++++ DATA LISTING ++++

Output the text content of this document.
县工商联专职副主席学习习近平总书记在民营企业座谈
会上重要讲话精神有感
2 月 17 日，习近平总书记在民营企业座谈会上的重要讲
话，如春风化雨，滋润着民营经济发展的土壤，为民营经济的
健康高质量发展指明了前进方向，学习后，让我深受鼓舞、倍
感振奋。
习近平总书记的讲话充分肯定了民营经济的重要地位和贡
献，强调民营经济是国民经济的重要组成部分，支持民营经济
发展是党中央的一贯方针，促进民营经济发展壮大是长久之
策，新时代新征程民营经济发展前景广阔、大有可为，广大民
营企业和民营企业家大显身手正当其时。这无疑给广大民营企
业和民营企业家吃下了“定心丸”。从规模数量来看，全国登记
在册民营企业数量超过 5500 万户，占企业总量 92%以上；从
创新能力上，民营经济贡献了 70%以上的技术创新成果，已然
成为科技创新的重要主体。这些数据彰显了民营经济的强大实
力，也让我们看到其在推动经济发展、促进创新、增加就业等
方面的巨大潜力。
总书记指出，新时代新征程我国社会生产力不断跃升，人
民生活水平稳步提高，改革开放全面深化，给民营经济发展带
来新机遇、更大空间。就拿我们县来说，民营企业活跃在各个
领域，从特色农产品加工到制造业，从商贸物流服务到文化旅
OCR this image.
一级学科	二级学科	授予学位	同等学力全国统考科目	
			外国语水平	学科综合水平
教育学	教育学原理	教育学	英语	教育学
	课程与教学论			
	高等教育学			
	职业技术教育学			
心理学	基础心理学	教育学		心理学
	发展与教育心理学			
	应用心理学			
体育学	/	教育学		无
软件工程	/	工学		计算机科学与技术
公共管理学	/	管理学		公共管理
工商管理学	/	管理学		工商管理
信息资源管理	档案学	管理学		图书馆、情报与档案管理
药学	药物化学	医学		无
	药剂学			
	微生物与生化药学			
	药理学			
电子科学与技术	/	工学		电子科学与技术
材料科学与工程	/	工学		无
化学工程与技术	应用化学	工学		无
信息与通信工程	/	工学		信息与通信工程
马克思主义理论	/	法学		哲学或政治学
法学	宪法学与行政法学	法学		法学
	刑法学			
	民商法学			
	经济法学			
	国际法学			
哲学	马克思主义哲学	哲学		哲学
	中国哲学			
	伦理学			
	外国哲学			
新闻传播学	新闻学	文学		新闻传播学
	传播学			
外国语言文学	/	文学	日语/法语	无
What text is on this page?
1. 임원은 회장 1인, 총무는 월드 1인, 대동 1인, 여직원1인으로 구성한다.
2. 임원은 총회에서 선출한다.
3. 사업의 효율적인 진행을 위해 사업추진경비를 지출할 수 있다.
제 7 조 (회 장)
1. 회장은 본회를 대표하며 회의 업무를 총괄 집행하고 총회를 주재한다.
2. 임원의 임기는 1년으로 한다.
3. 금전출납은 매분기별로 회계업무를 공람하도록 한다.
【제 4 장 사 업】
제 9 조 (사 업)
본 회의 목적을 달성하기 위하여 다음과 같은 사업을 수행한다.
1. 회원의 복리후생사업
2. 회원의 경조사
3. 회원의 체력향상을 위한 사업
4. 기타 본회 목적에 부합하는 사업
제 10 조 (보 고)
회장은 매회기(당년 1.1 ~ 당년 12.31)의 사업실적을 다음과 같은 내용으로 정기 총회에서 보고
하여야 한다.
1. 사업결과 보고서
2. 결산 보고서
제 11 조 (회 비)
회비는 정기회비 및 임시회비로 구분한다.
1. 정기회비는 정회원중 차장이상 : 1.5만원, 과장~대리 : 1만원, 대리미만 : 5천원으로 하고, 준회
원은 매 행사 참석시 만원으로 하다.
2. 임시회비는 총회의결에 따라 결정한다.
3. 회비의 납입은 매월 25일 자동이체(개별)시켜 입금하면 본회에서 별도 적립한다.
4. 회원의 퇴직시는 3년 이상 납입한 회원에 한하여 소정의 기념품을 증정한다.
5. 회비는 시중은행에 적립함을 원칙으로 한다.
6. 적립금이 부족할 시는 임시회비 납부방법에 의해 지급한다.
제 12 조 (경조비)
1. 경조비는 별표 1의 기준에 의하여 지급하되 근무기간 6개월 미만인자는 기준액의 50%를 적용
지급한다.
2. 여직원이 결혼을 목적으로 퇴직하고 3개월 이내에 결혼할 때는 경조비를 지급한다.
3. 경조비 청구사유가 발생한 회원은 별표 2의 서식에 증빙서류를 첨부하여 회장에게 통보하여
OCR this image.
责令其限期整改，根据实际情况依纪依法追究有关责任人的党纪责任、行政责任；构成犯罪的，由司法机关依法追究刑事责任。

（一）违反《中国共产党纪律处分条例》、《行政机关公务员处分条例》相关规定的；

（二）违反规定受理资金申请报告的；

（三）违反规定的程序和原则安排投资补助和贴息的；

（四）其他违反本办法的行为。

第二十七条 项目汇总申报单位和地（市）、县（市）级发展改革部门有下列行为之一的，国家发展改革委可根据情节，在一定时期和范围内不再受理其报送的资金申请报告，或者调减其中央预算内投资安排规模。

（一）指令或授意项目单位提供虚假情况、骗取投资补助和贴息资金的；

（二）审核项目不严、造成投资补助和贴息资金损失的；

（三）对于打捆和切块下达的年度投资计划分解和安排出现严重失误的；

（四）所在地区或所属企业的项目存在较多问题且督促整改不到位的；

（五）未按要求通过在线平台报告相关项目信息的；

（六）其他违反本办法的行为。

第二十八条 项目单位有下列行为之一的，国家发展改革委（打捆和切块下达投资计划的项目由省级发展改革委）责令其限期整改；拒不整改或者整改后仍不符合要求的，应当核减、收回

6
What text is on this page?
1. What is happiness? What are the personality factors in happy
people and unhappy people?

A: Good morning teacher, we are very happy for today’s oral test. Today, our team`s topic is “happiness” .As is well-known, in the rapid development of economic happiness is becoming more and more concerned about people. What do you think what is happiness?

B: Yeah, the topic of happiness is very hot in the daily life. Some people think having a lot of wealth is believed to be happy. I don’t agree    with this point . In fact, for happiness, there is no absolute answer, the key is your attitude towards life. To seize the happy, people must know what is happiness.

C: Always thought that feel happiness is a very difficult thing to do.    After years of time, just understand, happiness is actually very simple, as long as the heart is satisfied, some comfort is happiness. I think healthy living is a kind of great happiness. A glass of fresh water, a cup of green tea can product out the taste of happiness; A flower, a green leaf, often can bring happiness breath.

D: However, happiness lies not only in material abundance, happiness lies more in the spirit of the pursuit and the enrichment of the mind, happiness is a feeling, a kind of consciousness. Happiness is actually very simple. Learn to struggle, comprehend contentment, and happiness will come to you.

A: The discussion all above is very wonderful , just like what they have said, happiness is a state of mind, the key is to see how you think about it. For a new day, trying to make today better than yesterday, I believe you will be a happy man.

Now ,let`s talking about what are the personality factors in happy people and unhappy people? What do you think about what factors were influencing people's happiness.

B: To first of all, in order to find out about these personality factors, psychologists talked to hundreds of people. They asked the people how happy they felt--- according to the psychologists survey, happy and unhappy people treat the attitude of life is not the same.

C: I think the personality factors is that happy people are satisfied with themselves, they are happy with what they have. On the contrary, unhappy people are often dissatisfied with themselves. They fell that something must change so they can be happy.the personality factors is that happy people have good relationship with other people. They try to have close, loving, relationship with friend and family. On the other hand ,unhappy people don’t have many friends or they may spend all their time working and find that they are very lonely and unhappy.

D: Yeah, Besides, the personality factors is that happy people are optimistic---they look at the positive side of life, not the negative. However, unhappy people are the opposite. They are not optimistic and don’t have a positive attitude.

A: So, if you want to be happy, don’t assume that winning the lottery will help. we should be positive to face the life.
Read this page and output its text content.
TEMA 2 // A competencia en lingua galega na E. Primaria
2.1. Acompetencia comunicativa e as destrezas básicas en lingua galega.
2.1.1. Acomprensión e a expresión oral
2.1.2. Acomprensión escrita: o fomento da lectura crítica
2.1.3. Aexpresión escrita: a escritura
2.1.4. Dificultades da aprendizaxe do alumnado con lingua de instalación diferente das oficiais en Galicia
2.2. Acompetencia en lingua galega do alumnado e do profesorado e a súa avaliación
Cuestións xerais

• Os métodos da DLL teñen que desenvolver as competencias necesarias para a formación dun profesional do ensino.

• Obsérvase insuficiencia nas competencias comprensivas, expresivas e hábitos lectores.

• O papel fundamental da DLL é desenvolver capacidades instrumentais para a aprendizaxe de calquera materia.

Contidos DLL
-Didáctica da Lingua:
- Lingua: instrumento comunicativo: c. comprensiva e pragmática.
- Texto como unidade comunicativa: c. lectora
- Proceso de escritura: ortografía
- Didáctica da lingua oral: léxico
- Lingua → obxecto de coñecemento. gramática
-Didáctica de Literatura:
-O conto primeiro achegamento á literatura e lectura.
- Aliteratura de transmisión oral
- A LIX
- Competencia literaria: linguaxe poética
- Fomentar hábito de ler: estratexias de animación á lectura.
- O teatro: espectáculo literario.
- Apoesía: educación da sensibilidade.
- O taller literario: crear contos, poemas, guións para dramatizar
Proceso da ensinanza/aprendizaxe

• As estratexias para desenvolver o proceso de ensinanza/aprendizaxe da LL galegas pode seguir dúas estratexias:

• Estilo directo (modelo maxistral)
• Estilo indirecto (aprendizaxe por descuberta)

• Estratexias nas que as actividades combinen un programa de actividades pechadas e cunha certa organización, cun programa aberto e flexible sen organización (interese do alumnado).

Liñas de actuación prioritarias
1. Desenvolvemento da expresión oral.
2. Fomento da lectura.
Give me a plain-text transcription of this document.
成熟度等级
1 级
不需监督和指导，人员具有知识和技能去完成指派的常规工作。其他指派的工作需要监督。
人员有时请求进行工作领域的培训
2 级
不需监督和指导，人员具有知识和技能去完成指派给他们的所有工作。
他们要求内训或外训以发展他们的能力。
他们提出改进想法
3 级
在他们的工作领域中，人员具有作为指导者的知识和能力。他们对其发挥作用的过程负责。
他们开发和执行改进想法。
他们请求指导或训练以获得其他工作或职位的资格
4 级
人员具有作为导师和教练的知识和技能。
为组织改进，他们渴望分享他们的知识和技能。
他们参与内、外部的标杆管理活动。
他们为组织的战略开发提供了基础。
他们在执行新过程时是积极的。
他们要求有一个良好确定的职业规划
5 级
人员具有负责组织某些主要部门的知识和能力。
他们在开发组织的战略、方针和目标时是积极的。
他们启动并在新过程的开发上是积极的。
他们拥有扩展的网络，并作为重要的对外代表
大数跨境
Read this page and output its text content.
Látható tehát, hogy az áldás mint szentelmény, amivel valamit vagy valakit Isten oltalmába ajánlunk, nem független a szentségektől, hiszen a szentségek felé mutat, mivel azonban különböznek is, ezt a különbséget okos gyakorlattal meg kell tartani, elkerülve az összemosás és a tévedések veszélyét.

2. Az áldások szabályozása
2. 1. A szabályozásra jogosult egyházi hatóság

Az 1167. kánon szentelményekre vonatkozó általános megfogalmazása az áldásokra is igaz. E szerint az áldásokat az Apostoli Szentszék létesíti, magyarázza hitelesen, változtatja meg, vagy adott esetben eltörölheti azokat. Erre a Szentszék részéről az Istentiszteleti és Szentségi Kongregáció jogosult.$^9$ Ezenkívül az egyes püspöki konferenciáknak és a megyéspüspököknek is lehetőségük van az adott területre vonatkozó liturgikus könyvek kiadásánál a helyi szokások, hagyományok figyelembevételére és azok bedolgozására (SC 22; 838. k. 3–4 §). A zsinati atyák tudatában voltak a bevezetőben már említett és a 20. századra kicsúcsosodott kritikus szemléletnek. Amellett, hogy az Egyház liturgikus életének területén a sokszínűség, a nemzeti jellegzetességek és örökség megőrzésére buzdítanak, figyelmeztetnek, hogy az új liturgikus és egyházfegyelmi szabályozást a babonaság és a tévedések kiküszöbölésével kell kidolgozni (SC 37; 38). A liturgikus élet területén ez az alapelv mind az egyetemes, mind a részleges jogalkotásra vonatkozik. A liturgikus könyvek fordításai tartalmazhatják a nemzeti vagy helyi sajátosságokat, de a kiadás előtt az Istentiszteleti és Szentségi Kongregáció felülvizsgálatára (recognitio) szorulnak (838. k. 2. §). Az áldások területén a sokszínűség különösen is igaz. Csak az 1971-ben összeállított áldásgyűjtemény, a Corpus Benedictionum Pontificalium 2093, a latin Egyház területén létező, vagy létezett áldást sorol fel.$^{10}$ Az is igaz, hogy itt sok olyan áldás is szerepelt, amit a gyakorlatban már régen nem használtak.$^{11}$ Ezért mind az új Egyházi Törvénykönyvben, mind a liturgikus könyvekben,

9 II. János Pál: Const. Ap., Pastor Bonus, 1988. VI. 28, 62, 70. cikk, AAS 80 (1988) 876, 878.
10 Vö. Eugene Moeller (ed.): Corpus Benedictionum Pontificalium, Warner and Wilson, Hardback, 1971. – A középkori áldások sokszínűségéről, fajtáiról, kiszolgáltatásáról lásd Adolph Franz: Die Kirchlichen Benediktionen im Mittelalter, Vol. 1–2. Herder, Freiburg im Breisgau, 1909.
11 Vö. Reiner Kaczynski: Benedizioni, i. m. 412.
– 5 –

++++

(GIVEN TASK): Using the records above, select and copy every line that has the word "will".

(OUTPUT OF THE TASK):
D: However, happiness lies not only in material abundance, happiness lies more in the spirit of the pursuit and the enrichment of the mind, happiness is a feeling, a kind of consciousness. Happiness is actually very simple. Learn to struggle, comprehend contentment, and happiness will come to you.
A: The discussion all above is very wonderful , just like what they have said, happiness is a state of mind, the key is to see how you think about it. For a new day, trying to make today better than yesterday, I believe you will be a happy man.
A: So, if you want to be happy, don’t assume that winning the lottery will help. we should be positive to face the life.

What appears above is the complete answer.